Requirement →
Every line below that holds the string "kmol" should be copied out.

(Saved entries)
:::::
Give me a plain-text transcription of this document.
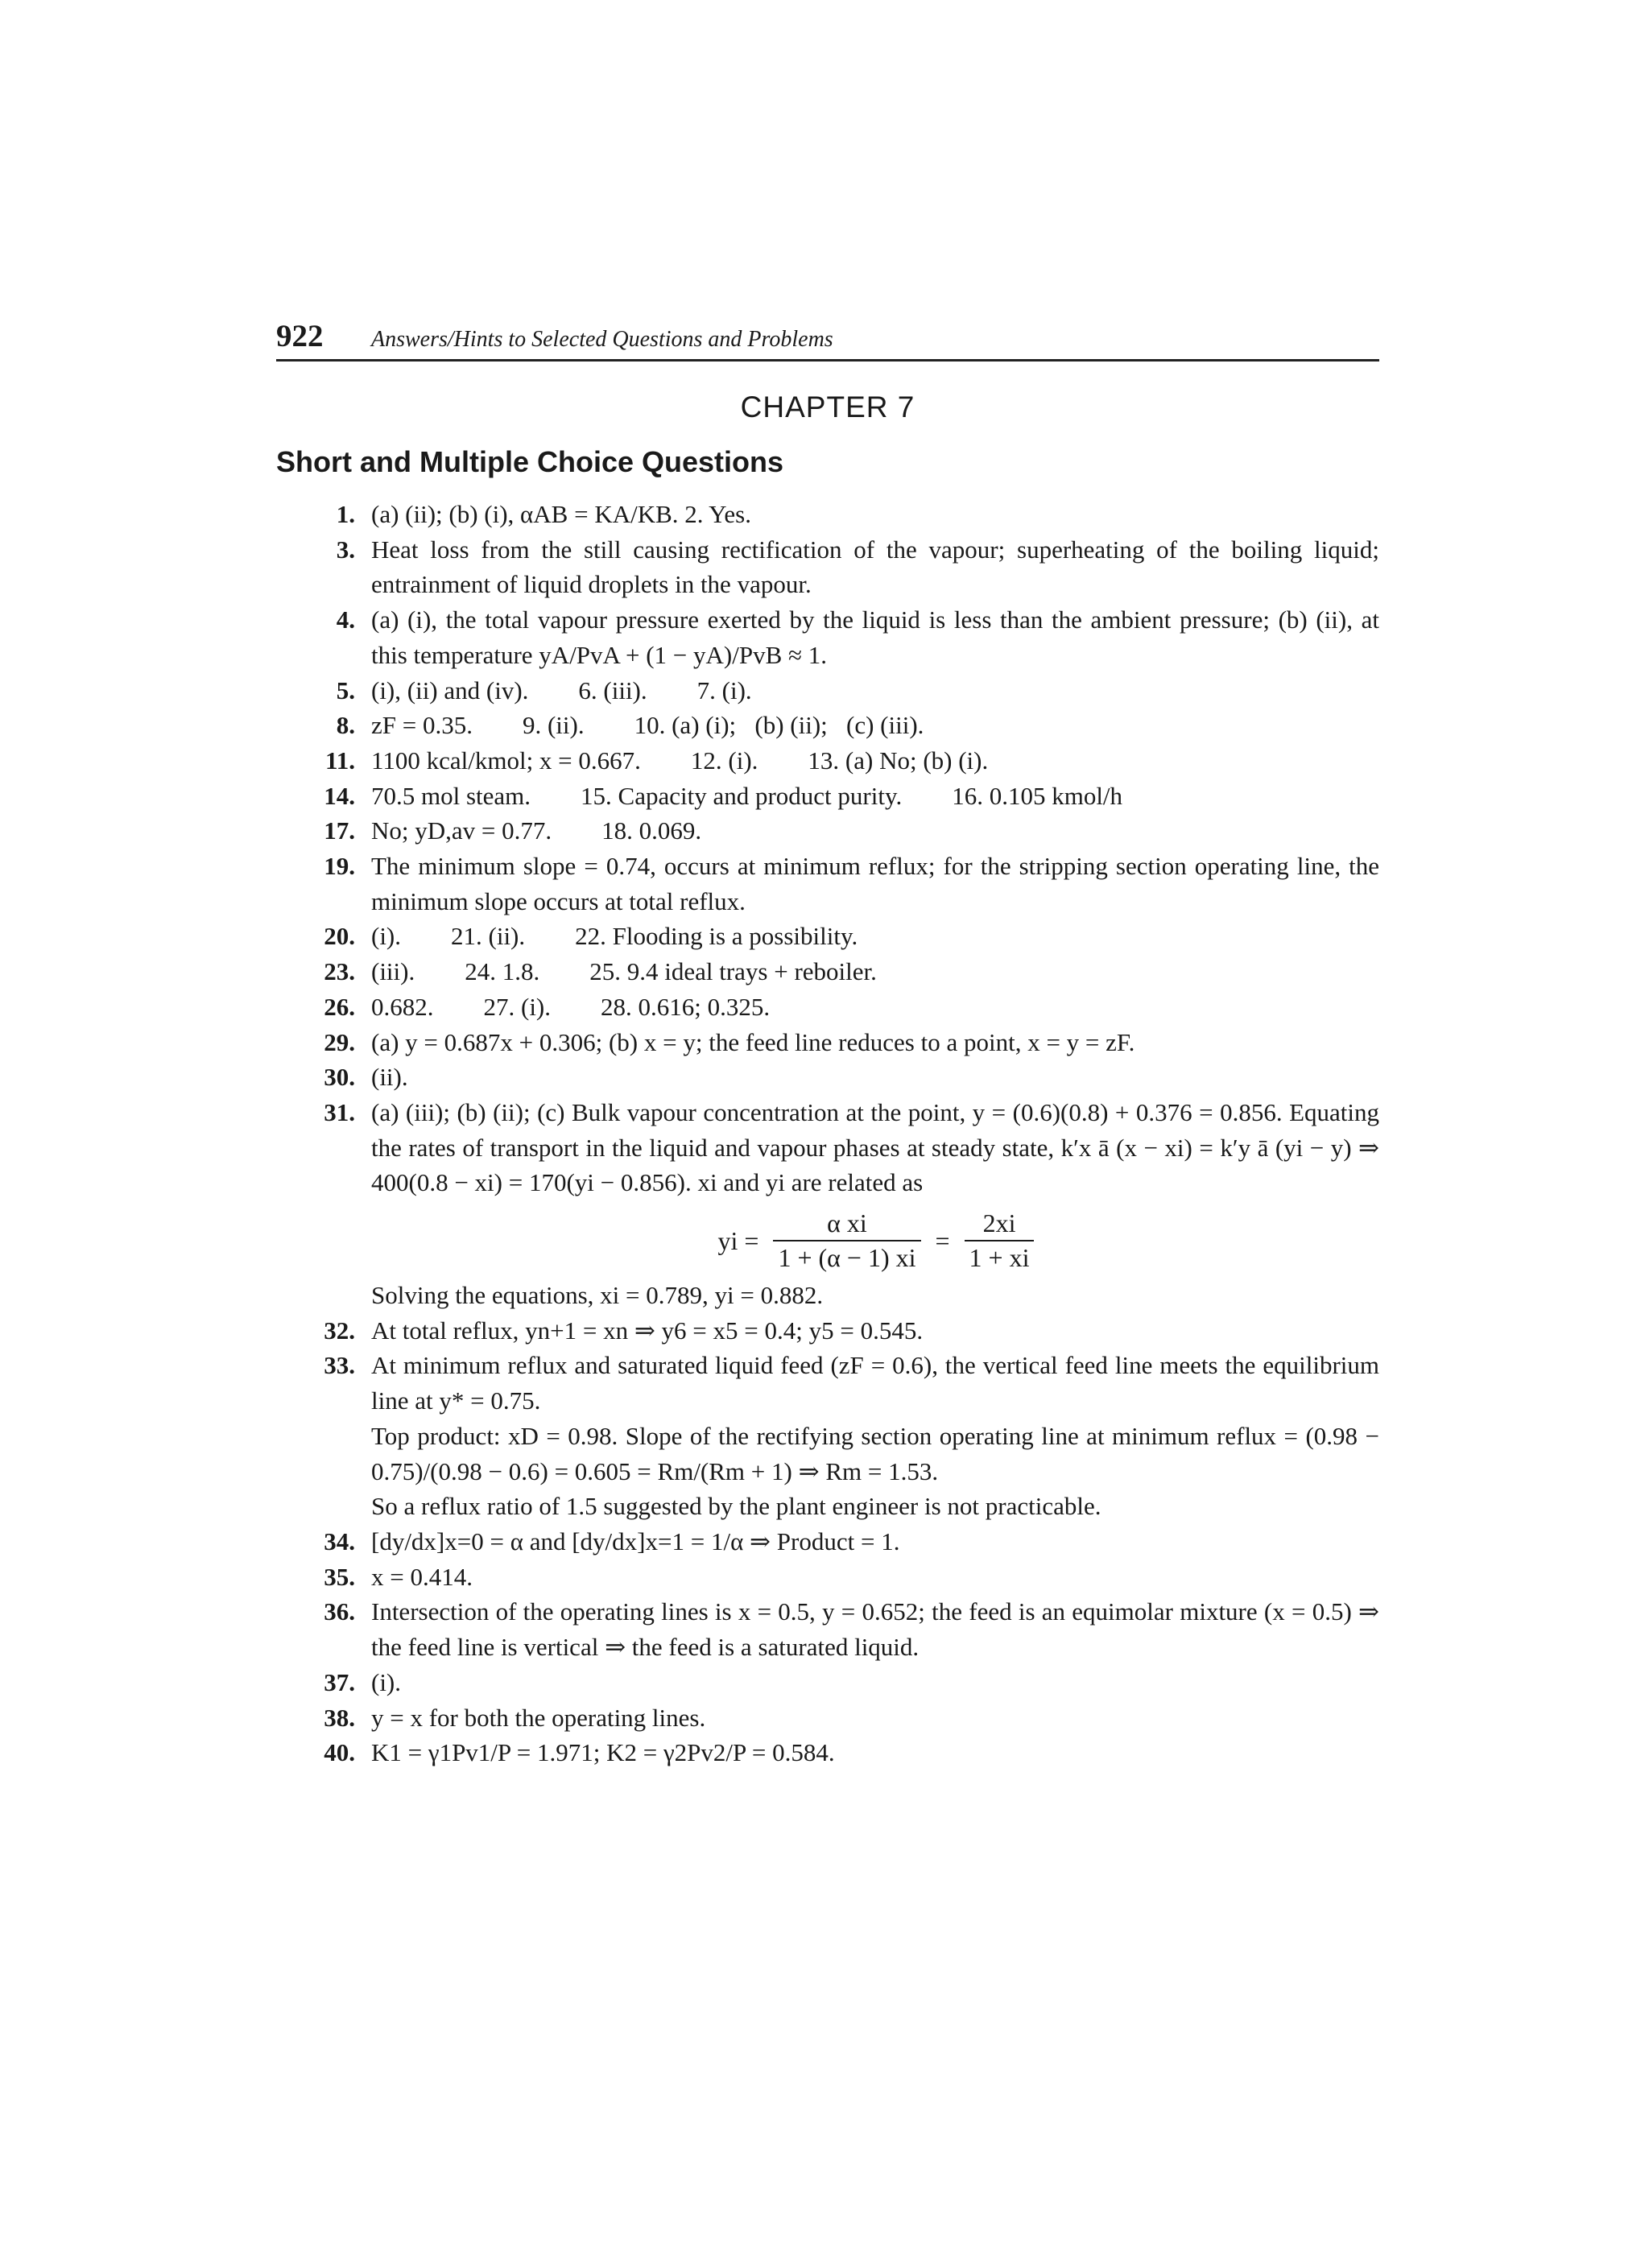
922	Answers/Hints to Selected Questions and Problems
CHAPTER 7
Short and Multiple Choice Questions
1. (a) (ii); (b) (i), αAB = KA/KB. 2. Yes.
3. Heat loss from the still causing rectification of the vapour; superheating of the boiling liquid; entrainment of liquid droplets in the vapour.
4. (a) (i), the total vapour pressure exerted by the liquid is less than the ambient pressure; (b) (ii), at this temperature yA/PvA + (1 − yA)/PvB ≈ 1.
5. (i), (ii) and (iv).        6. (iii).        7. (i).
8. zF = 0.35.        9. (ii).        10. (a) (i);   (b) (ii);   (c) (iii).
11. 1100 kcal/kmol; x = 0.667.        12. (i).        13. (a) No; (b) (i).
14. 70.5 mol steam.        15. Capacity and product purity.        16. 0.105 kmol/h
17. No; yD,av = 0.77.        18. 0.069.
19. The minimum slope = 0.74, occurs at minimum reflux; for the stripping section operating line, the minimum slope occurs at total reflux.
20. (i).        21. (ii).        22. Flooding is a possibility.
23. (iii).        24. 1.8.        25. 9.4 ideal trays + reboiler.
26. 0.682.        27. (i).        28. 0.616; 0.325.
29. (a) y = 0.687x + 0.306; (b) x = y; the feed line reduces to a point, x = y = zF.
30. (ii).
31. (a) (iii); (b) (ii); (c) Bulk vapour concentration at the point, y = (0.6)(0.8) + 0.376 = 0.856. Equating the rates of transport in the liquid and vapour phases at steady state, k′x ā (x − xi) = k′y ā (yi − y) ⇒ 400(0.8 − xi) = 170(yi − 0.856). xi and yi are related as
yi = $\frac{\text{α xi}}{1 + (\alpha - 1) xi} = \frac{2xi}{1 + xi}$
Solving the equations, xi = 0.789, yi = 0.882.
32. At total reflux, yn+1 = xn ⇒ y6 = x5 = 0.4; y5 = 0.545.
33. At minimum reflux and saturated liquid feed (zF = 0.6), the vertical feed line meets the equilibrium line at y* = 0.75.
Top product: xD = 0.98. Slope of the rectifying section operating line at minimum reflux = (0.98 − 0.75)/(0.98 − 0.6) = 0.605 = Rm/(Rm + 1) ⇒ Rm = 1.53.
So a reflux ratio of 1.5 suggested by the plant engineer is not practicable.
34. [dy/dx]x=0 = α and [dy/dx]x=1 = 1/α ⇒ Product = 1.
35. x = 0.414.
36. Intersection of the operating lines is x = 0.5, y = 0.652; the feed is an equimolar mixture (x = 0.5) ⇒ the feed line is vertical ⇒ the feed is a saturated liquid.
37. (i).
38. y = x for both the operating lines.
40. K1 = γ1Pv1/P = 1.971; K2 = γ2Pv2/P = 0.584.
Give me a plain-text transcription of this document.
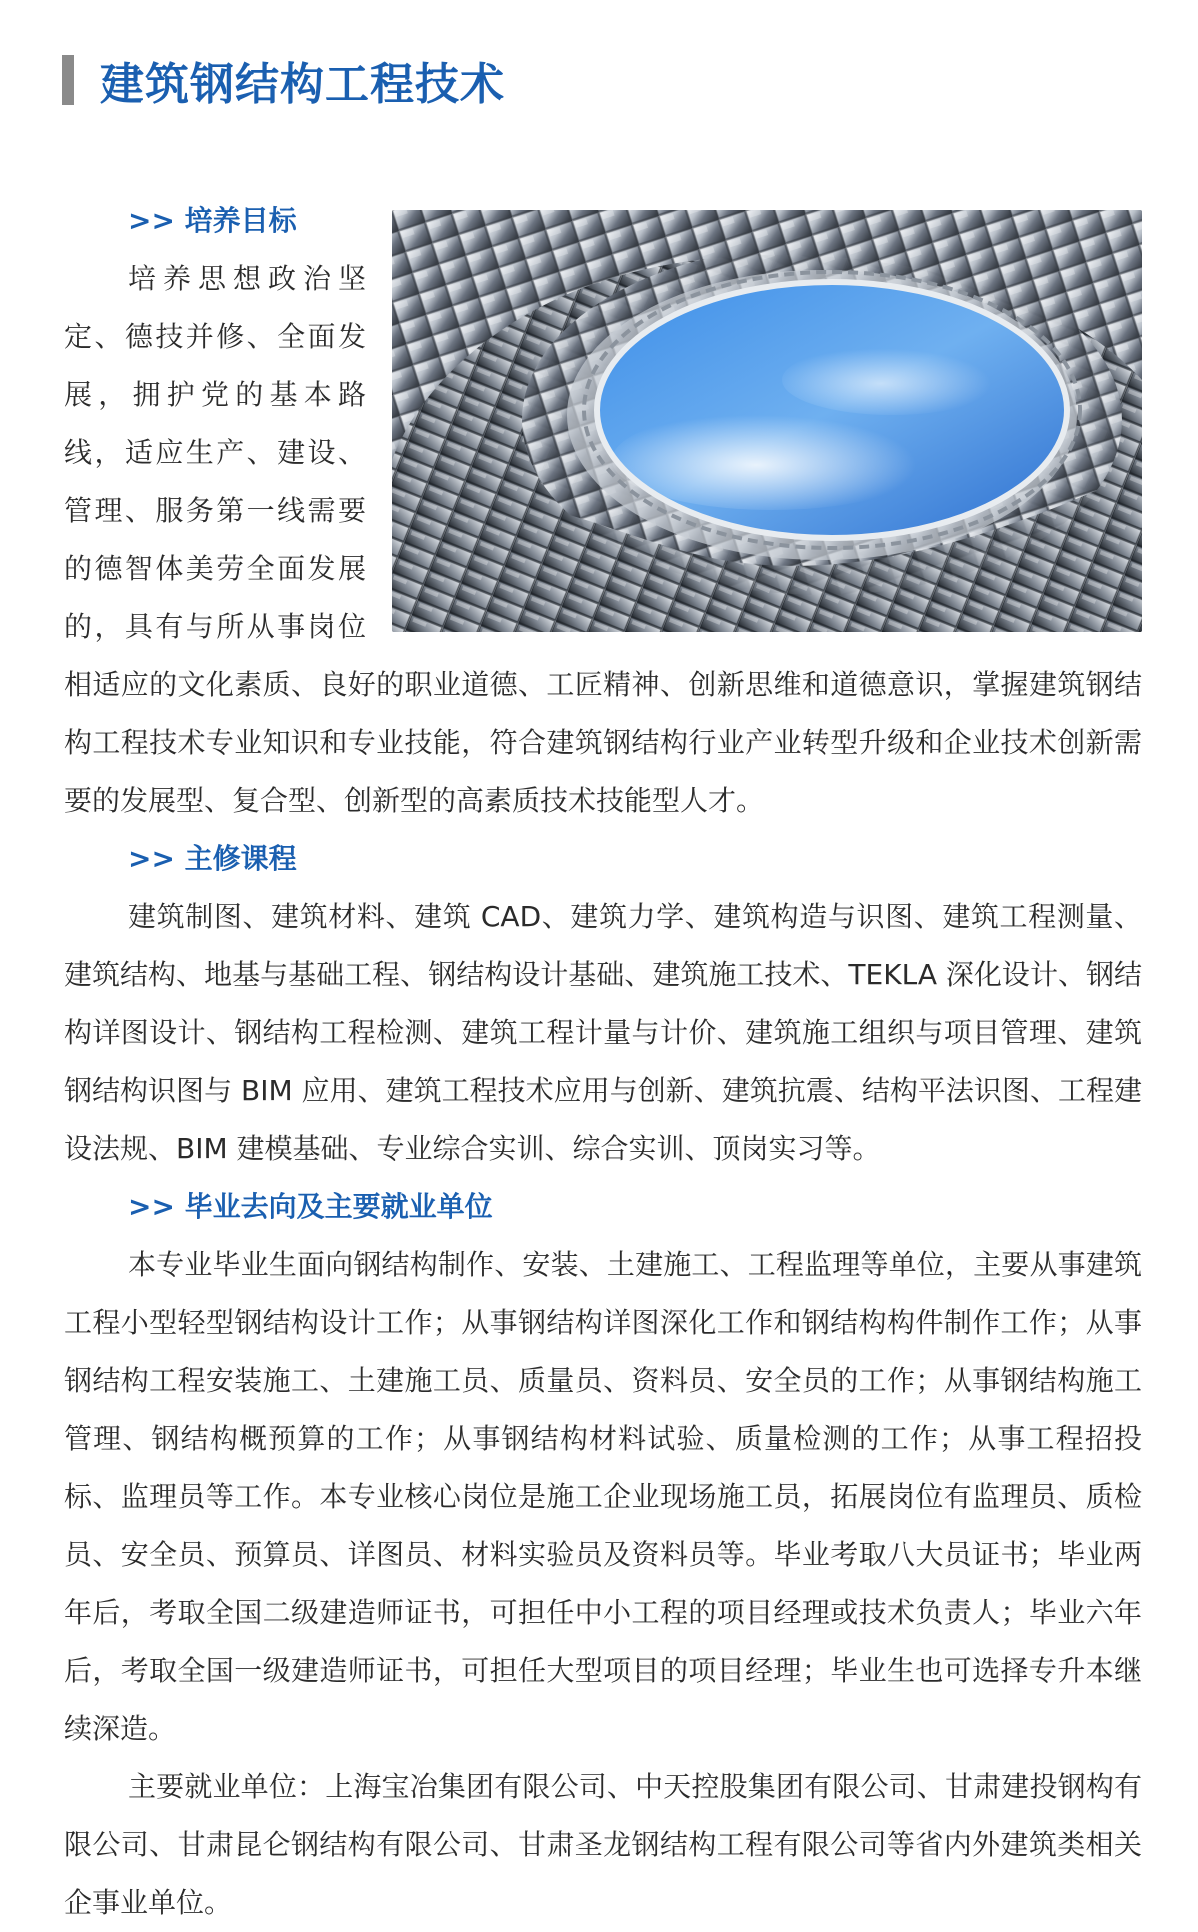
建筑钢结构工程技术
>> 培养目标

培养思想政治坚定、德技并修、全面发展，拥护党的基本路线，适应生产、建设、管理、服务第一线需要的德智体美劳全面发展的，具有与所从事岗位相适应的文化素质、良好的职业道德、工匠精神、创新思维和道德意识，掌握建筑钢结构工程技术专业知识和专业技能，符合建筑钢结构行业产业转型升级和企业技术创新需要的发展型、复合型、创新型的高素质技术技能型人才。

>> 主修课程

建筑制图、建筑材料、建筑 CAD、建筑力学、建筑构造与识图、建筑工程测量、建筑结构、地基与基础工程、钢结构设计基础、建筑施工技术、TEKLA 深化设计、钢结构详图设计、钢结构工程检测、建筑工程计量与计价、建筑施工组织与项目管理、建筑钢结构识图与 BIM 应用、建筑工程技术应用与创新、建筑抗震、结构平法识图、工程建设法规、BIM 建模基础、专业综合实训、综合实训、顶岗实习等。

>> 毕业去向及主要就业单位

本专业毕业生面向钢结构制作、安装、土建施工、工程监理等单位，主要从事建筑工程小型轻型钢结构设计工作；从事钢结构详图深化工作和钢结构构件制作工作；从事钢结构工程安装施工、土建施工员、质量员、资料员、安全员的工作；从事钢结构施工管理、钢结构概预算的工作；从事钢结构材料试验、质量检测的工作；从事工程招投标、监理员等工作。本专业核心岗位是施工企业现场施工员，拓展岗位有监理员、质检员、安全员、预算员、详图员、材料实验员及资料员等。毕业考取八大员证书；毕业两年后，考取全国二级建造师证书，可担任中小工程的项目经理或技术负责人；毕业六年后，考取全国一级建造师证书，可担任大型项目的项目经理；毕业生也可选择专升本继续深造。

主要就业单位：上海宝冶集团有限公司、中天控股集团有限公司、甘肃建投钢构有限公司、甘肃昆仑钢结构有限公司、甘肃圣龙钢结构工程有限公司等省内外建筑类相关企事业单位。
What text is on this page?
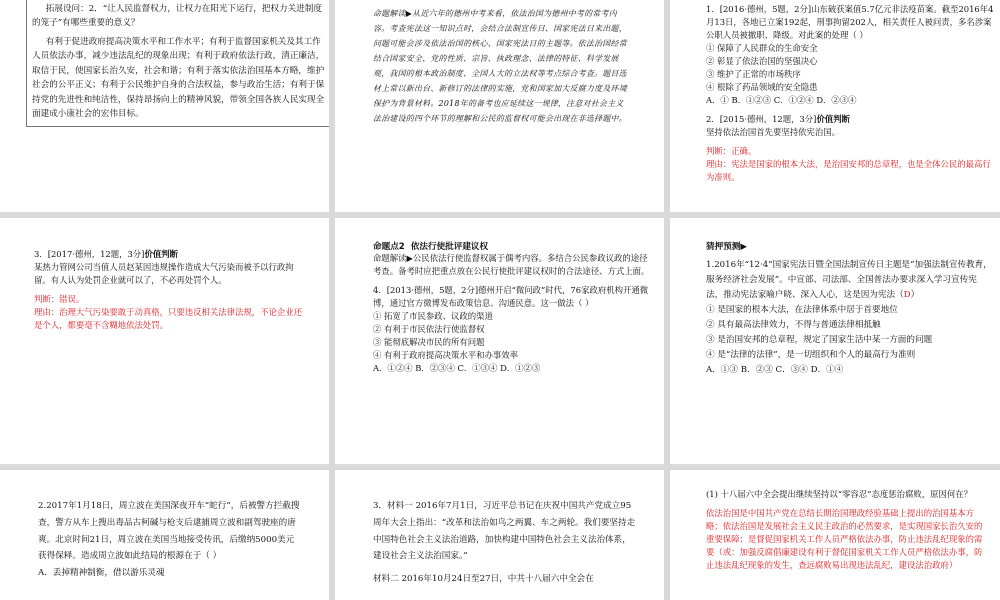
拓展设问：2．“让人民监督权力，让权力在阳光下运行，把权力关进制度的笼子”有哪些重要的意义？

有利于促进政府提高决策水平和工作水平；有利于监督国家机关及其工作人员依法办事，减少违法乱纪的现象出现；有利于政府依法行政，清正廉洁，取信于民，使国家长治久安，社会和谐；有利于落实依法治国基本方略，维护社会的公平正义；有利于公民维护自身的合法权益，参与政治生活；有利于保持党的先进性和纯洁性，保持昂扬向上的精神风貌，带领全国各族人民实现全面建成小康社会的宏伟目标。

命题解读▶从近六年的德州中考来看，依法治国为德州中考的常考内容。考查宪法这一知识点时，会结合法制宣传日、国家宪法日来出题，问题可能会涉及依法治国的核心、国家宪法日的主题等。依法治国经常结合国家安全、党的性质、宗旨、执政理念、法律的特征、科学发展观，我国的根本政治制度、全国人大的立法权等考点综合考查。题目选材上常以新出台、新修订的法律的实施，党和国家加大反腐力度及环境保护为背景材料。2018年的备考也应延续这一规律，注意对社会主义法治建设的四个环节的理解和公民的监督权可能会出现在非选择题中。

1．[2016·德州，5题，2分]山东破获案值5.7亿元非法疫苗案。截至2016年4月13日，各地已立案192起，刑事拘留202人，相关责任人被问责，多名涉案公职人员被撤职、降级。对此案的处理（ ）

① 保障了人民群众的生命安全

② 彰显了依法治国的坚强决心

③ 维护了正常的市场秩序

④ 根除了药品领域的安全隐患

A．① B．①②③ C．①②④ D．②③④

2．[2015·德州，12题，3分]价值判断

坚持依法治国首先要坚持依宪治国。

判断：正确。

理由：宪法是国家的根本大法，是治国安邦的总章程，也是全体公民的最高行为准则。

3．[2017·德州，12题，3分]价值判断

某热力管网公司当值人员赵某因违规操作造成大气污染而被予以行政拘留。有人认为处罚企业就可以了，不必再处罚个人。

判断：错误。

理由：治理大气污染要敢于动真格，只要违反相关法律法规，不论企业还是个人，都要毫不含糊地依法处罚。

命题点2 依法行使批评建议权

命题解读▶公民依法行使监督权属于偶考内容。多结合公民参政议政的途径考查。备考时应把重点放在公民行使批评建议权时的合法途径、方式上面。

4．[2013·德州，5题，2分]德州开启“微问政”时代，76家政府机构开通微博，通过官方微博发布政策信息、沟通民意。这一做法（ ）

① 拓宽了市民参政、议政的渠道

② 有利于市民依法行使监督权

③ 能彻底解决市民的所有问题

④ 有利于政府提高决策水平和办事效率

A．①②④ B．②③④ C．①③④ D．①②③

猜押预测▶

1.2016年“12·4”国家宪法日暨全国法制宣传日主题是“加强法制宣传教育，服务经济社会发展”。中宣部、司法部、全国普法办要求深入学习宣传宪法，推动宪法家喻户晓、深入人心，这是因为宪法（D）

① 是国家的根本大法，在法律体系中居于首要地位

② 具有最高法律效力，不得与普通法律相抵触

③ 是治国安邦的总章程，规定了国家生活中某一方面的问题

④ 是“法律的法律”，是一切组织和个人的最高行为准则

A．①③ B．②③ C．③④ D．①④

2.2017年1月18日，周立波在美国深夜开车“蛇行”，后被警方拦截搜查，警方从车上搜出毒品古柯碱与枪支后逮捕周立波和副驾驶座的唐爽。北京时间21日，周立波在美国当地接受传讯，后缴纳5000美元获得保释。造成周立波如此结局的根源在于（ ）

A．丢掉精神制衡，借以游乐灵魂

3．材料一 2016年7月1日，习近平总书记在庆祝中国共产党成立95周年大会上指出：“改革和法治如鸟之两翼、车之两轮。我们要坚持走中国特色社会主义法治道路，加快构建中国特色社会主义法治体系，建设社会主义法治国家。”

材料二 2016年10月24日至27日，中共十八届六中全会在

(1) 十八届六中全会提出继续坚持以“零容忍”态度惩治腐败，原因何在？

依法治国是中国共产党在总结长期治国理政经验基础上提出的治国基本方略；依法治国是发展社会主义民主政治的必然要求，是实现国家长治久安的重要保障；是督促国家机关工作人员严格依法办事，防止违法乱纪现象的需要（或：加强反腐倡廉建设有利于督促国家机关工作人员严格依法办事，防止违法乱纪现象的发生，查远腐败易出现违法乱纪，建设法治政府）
:::::
Written reply →
11. 1100 kcal/kmol; x = 0.667.        12. (i).        13. (a) No; (b) (i).
14. 70.5 mol steam.        15. Capacity and product purity.        16. 0.105 kmol/h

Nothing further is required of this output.